== Tarea 1 ==
Transcribe completo y sin ningún cambio el texto sobre San José pidiendo perdón a María santísima.

== Texto dado ==
_ _ _ _ _ _ _

Mistica Ciudad de Dios - Virgen María
 
por María de Agreda

 - Treasury of Prayers, Catholic inspirations, meditations, reflexions Pide San José perdón a María santísima su esposa, y la divina Señora le consuela con gran prudencia.

INDICE   Libro  4   Capítulo  4    Versos:  407-417


407. Aguardaba el reconocido esposo San José que María santísima y esposa suya saliera del recogimiento, y cuando fue hora abrió la puerta del pobre aposento donde habitaba la Madre del Rey celestial y luego el santo esposo se arrojó a sus pies y con profunda humildad y veneración la dijo: Señora y esposa mía, Madre verdadera del eterno Verbo, aquí está vuestro siervo postrado a los pies de vuestra clemencia. Por el mismo Dios y Señor vuestro, que tenéis en vuestro virginal vientre, os pido perdonéis mi atrevimiento. Seguro estoy, Señora, que ninguno de mis pensamientos es oculto a vuestra sabiduría y luz divina. Grande fue mi osadía en intentar dejaros y no ha sido menor la grosería con que hasta ahora os he tratado como a mi inferior, sin haberos servido como a Madre de mi Señor y Dios. Pero también sabéis que lo hice todo con ignorancia, porque no sabía el sacramento del Rey celestial y la grandeza de vuestra dignidad, aunque veneraba en vos otros dones del Altísimo. No atendáis, Señora mía, a las ignorancias de una vil criatura, que ya reconocida ofrece el corazón y la vida a vuestro obsequio y servicio. No me levantaré de vuestros pies, sin saber que estoy en vuestra gracia y perdonado de mi desorden, alcanzada vuestra benevolencia y bendición.

_ _ _ _ _ _ _

== Datos proporcionados ==
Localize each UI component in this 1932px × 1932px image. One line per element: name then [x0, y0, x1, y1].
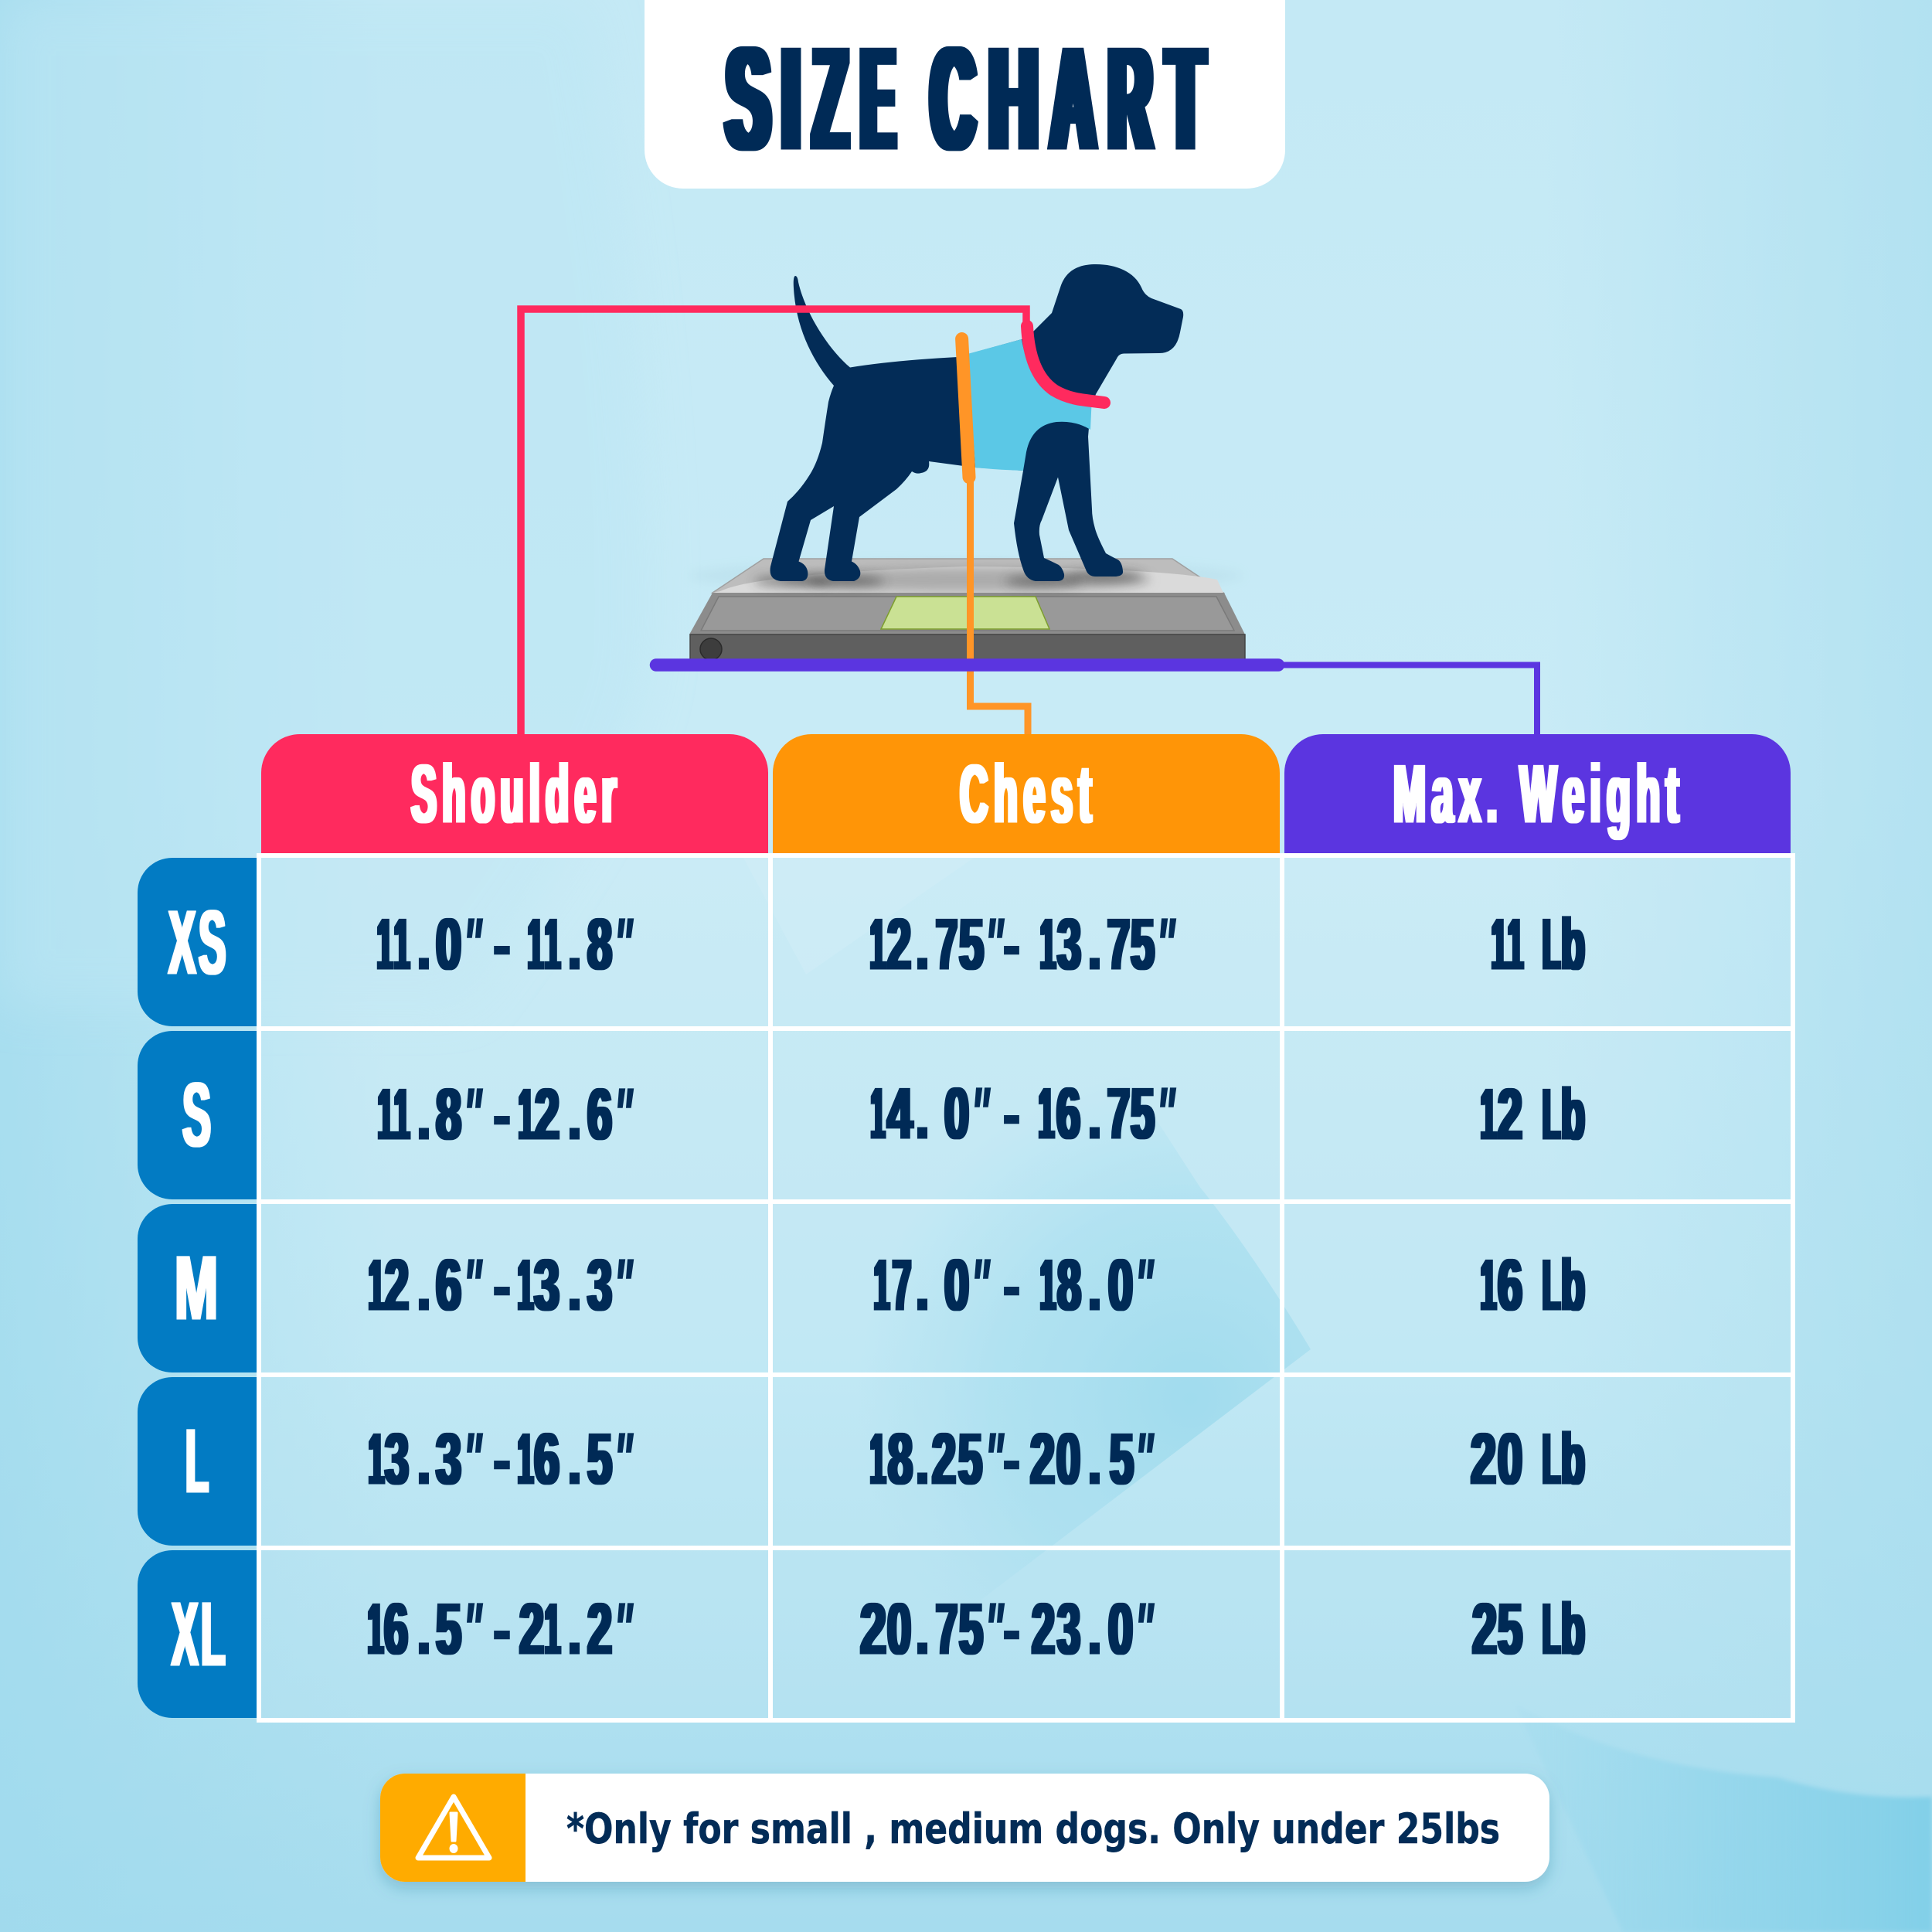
value: S chest: .	[1088, 1073, 1100, 1154]
value: S shoulder: .	[417, 1073, 430, 1155]
value: M shoulder: 3	[534, 1244, 560, 1325]
value: XS weight: 1	[1492, 903, 1507, 985]
value: L chest: .	[917, 1418, 929, 1499]
title text: C	[931, 17, 975, 181]
measure line: chest	[962, 338, 1028, 743]
value: XL chest: "	[985, 1588, 1005, 1669]
value: XL shoulder: -	[492, 1588, 512, 1669]
value: L chest: "	[985, 1418, 1005, 1499]
size tab: M: M	[175, 1237, 218, 1339]
size tab: S	[138, 1031, 257, 1199]
value: L chest: .	[1088, 1418, 1100, 1499]
value: M shoulder: "	[614, 1244, 634, 1325]
value: XS shoulder	[377, 903, 634, 985]
value: L chest: 8	[888, 1418, 913, 1499]
value: L shoulder: 6	[534, 1418, 560, 1499]
value: XL shoulder: 1	[368, 1588, 383, 1669]
value: S shoulder: 1	[519, 1073, 534, 1155]
value: XS shoulder: 1	[528, 903, 543, 985]
value: M chest: .	[917, 1244, 929, 1325]
header: chest: Chest	[960, 747, 1097, 840]
title text: H	[989, 17, 1038, 181]
panel: title	[645, 0, 1285, 189]
value: L chest: "	[1134, 1418, 1155, 1499]
value: S chest: 5	[1131, 1073, 1155, 1154]
value: XL shoulder: .	[417, 1588, 430, 1669]
value: XS shoulder: "	[463, 903, 483, 985]
value: M shoulder: 2	[385, 1244, 409, 1325]
value: XS chest: -	[1002, 903, 1022, 985]
value: XL shoulder: .	[569, 1588, 581, 1669]
value: L chest	[870, 1418, 1155, 1499]
value: XS chest: .	[1088, 903, 1100, 985]
value: XS weight: b	[1561, 903, 1585, 985]
value: XL shoulder: 2	[519, 1588, 544, 1669]
value: S shoulder: -	[492, 1073, 512, 1155]
title text: E	[862, 17, 894, 181]
table body	[257, 853, 1795, 1723]
value: S chest: "	[1156, 1073, 1176, 1154]
value: XL chest: 2	[1032, 1588, 1055, 1669]
value: M weight: 1	[1481, 1244, 1496, 1325]
value: S chest	[871, 1073, 1176, 1154]
value: XL chest: 3	[1057, 1588, 1080, 1669]
value: XL shoulder	[368, 1588, 634, 1669]
value: XL chest: -	[1002, 1588, 1022, 1669]
value: XL chest: 0	[887, 1588, 911, 1669]
value: M chest: 1	[1040, 1244, 1056, 1325]
value: L chest: 2	[932, 1418, 956, 1499]
value: XS shoulder: .	[569, 903, 581, 985]
value: L chest: 5	[1110, 1418, 1134, 1499]
table values: shoulder column	[368, 903, 634, 1669]
value: M shoulder: .	[569, 1244, 581, 1325]
value: L shoulder: -	[492, 1418, 512, 1499]
value: M chest: 8	[1057, 1244, 1081, 1325]
value: XL chest: "	[1134, 1588, 1155, 1669]
notice text: *Only for small , medium dogs. Only under 25lbs	[566, 1804, 1500, 1853]
illustration: dog silhouette	[770, 264, 1183, 581]
value: XS chest: "	[1156, 903, 1176, 985]
value: XL weight: L	[1543, 1588, 1560, 1669]
value: XL weight: 5	[1498, 1588, 1522, 1669]
value: L shoulder: "	[463, 1418, 483, 1499]
value: L shoulder: "	[614, 1418, 634, 1499]
size tab: M	[138, 1204, 257, 1372]
value: XS chest: 1	[870, 903, 886, 985]
value: S weight: L	[1543, 1073, 1560, 1155]
table values: max weight column	[1471, 903, 1585, 1669]
table values: chest column	[860, 903, 1176, 1669]
value: M chest: .	[1088, 1244, 1100, 1325]
value: XS shoulder: -	[492, 903, 512, 985]
value: XS chest: .	[917, 903, 929, 985]
value: L shoulder: 1	[369, 1418, 384, 1499]
value: L chest: 2	[1030, 1418, 1055, 1499]
value: XS chest: 1	[1040, 903, 1056, 985]
value: S chest: 1	[871, 1073, 885, 1154]
value: M shoulder: 3	[587, 1244, 612, 1325]
value: L chest: 0	[1056, 1418, 1080, 1499]
value: XS shoulder: .	[417, 903, 430, 985]
header: chest	[773, 734, 1280, 853]
size tab: XL	[138, 1550, 257, 1718]
value: XL chest: .	[1088, 1588, 1100, 1669]
size tab: L: L	[185, 1410, 209, 1512]
value: XS chest: 7	[1107, 903, 1130, 985]
value: XS shoulder: "	[614, 903, 634, 985]
value: M shoulder	[369, 1244, 634, 1325]
value: M weight: L	[1543, 1244, 1560, 1325]
value: S weight: 1	[1481, 1073, 1496, 1155]
value: XL chest: 5	[959, 1588, 983, 1669]
value: S chest: 0	[944, 1073, 969, 1154]
value: S weight: b	[1561, 1073, 1585, 1155]
value: XS shoulder: 1	[394, 903, 410, 985]
measure line: shoulder	[521, 309, 1104, 743]
value: L chest: -	[1002, 1418, 1022, 1499]
icon: warning triangle	[418, 1797, 489, 1858]
value: XS chest: 3	[1057, 903, 1081, 985]
value: S chest: 6	[1056, 1073, 1080, 1154]
value: S chest: 1	[1039, 1073, 1054, 1154]
value: S shoulder: .	[569, 1073, 581, 1155]
value: L shoulder: .	[569, 1418, 581, 1499]
value: XL chest: .	[917, 1588, 929, 1669]
value: S shoulder: 6	[587, 1073, 612, 1155]
value: XL weight: 2	[1472, 1588, 1497, 1669]
title text: Z	[814, 17, 847, 181]
value: M weight: 6	[1498, 1244, 1522, 1325]
value: XL shoulder: "	[614, 1588, 634, 1669]
value: S shoulder: 1	[378, 1073, 393, 1155]
value: M chest: 0	[1108, 1244, 1133, 1325]
value: S shoulder: 2	[535, 1073, 560, 1155]
value: XS chest: "	[985, 903, 1005, 985]
value: XL shoulder: 1	[545, 1588, 560, 1669]
size tab: S: S	[182, 1064, 211, 1166]
title text: I	[782, 17, 800, 181]
value: XS chest: 5	[959, 903, 984, 985]
value: M shoulder: 1	[369, 1244, 384, 1325]
value: S shoulder: "	[463, 1073, 483, 1155]
illustration: dog vest	[968, 339, 1092, 471]
value: S weight: 2	[1498, 1073, 1522, 1155]
size tab: L	[138, 1377, 257, 1546]
value: M shoulder: .	[417, 1244, 430, 1325]
value: XL chest: 2	[860, 1588, 886, 1669]
value: S shoulder	[378, 1073, 634, 1155]
value: L shoulder	[369, 1418, 634, 1499]
size tab: XL: XL	[172, 1583, 228, 1685]
value: XS chest: 5	[1131, 903, 1155, 985]
value: XS shoulder: 0	[436, 903, 461, 985]
value: S shoulder: 8	[436, 1073, 461, 1155]
value: S shoulder: "	[614, 1073, 634, 1155]
header: shoulder	[261, 734, 768, 853]
value: M chest: 0	[944, 1244, 969, 1325]
illustration: weighing scale	[688, 559, 1245, 661]
value: L shoulder: 5	[587, 1418, 612, 1499]
panel: title: T	[1167, 17, 1204, 181]
measure line: max weight	[656, 665, 1537, 743]
header: max weight	[1284, 734, 1791, 853]
value: M chest: "	[971, 1244, 991, 1325]
value: S chest: 4	[887, 1073, 913, 1154]
value: L shoulder: 1	[518, 1418, 533, 1499]
value: XL shoulder: "	[463, 1588, 483, 1669]
value: S chest: "	[971, 1073, 991, 1154]
value: L chest: 1	[870, 1418, 886, 1499]
value: XL shoulder: 2	[587, 1588, 612, 1669]
value: L weight: L	[1543, 1418, 1560, 1499]
value: M chest	[874, 1244, 1155, 1325]
value: XL weight: b	[1561, 1588, 1585, 1669]
header: shoulder: Shoulder	[411, 747, 622, 840]
value: XL chest: 7	[936, 1588, 957, 1669]
value: S chest: .	[917, 1073, 929, 1154]
callout: notice bar	[380, 1774, 1549, 1882]
value: L shoulder: 3	[436, 1418, 461, 1499]
value: M chest: -	[1002, 1244, 1022, 1325]
value: M shoulder: 6	[436, 1244, 461, 1325]
value: M chest: 1	[874, 1244, 889, 1325]
value: M shoulder: -	[492, 1244, 512, 1325]
value: XL shoulder: 6	[384, 1588, 408, 1669]
value: XL shoulder: 5	[436, 1588, 461, 1669]
value: L chest: 5	[958, 1418, 982, 1499]
value: L shoulder: 3	[385, 1418, 409, 1499]
value: L weight: 0	[1498, 1418, 1522, 1499]
value: M shoulder: "	[463, 1244, 483, 1325]
title text: S	[726, 17, 770, 181]
value: XL chest: 0	[1108, 1588, 1133, 1669]
title text: A	[1051, 17, 1095, 181]
value: XS chest: 7	[936, 903, 957, 985]
value: S chest: -	[1002, 1073, 1022, 1154]
value: XS chest	[870, 903, 1176, 985]
value: XS weight: L	[1543, 903, 1560, 985]
value: M chest: 7	[893, 1244, 911, 1325]
value: S chest: 7	[1107, 1073, 1130, 1154]
value: L weight: b	[1561, 1418, 1585, 1499]
title text: R	[1109, 17, 1151, 181]
size tab: XS: XS	[168, 892, 229, 994]
value: XS shoulder: 1	[377, 903, 393, 985]
value: M chest: "	[1134, 1244, 1155, 1325]
value: XL chest	[860, 1588, 1155, 1669]
value: L weight: 2	[1471, 1418, 1496, 1499]
value: XS shoulder: 1	[545, 903, 560, 985]
value: XS chest: 2	[887, 903, 911, 985]
value: L shoulder: .	[417, 1418, 430, 1499]
value: M weight: b	[1561, 1244, 1585, 1325]
value: XS shoulder: 8	[587, 903, 612, 985]
value: XS weight: 1	[1508, 903, 1523, 985]
value: S shoulder: 1	[394, 1073, 410, 1155]
size tab: XS	[138, 858, 257, 1026]
value: M shoulder: 1	[518, 1244, 533, 1325]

_ _ _ _ _ _ _

== Tarea 2 ==
En los registros, reescribe las líneas desde la que contiene "1073, 1100, 1154]" hasta la que contiene "1073, 512, 1155]", ambas incluidas, cambiando "shoulder" por "hombro" y dejando todo lo demás igual.

== Respuesta final 1 ==
Mistica Ciudad de Dios - Virgen María
 
por María de Agreda

 - Treasury of Prayers, Catholic inspirations, meditations, reflexions Pide San José perdón a María santísima su esposa, y la divina Señora le consuela con gran prudencia.

INDICE   Libro  4   Capítulo  4    Versos:  407-417


407. Aguardaba el reconocido esposo San José que María santísima y esposa suya saliera del recogimiento, y cuando fue hora abrió la puerta del pobre aposento donde habitaba la Madre del Rey celestial y luego el santo esposo se arrojó a sus pies y con profunda humildad y veneración la dijo: Señora y esposa mía, Madre verdadera del eterno Verbo, aquí está vuestro siervo postrado a los pies de vuestra clemencia. Por el mismo Dios y Señor vuestro, que tenéis en vuestro virginal vientre, os pido perdonéis mi atrevimiento. Seguro estoy, Señora, que ninguno de mis pensamientos es oculto a vuestra sabiduría y luz divina. Grande fue mi osadía en intentar dejaros y no ha sido menor la grosería con que hasta ahora os he tratado como a mi inferior, sin haberos servido como a Madre de mi Señor y Dios. Pero también sabéis que lo hice todo con ignorancia, porque no sabía el sacramento del Rey celestial y la grandeza de vuestra dignidad, aunque veneraba en vos otros dones del Altísimo. No atendáis, Señora mía, a las ignorancias de una vil criatura, que ya reconocida ofrece el corazón y la vida a vuestro obsequio y servicio. No me levantaré de vuestros pies, sin saber que estoy en vuestra gracia y perdonado de mi desorden, alcanzada vuestra benevolencia y bendición.

== Respuesta final 2 ==
value: S chest: .	[1088, 1073, 1100, 1154]
value: S hombro: .	[417, 1073, 430, 1155]
value: M hombro: 3	[534, 1244, 560, 1325]
value: XS weight: 1	[1492, 903, 1507, 985]
value: L chest: .	[917, 1418, 929, 1499]
title text: C	[931, 17, 975, 181]
measure line: chest	[962, 338, 1028, 743]
value: XL chest: "	[985, 1588, 1005, 1669]
value: XL hombro: -	[492, 1588, 512, 1669]
value: L chest: "	[985, 1418, 1005, 1499]
size tab: M: M	[175, 1237, 218, 1339]
size tab: S	[138, 1031, 257, 1199]
value: L chest: .	[1088, 1418, 1100, 1499]
value: M hombro: "	[614, 1244, 634, 1325]
value: XS hombro	[377, 903, 634, 985]
value: L chest: 8	[888, 1418, 913, 1499]
value: L hombro: 6	[534, 1418, 560, 1499]
value: XL hombro: 1	[368, 1588, 383, 1669]
value: S hombro: 1	[519, 1073, 534, 1155]
value: XS hombro: 1	[528, 903, 543, 985]
value: M chest: .	[917, 1244, 929, 1325]
header: chest: Chest	[960, 747, 1097, 840]
title text: H	[989, 17, 1038, 181]
panel: title	[645, 0, 1285, 189]
value: L chest: "	[1134, 1418, 1155, 1499]
value: S chest: 5	[1131, 1073, 1155, 1154]
value: XL hombro: .	[417, 1588, 430, 1669]
value: XS hombro: "	[463, 903, 483, 985]
value: M hombro: 2	[385, 1244, 409, 1325]
value: XS chest: -	[1002, 903, 1022, 985]
value: XL hombro: .	[569, 1588, 581, 1669]
value: L chest	[870, 1418, 1155, 1499]
value: XS chest: .	[1088, 903, 1100, 985]
value: XS weight: b	[1561, 903, 1585, 985]
value: XL hombro: 2	[519, 1588, 544, 1669]
value: S hombro: -	[492, 1073, 512, 1155]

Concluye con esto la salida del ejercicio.